** start Records provided **
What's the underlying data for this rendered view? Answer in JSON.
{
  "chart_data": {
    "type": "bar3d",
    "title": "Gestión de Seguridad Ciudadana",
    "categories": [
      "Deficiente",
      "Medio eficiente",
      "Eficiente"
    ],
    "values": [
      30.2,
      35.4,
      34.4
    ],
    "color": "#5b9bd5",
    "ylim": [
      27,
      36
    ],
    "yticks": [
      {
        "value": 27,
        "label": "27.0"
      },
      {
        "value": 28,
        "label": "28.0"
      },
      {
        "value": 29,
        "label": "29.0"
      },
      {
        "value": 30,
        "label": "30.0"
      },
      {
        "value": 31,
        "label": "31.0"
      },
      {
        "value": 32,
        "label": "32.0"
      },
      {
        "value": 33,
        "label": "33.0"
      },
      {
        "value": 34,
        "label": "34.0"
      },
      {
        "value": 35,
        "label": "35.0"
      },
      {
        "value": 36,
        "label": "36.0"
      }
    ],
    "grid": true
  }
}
** end Records provided **
Problem requirements => From the listing above, copy every line that holds the string "label".

Exercise result =>
        "label": "27.0"
        "label": "28.0"
        "label": "29.0"
        "label": "30.0"
        "label": "31.0"
        "label": "32.0"
        "label": "33.0"
        "label": "34.0"
        "label": "35.0"
        "label": "36.0"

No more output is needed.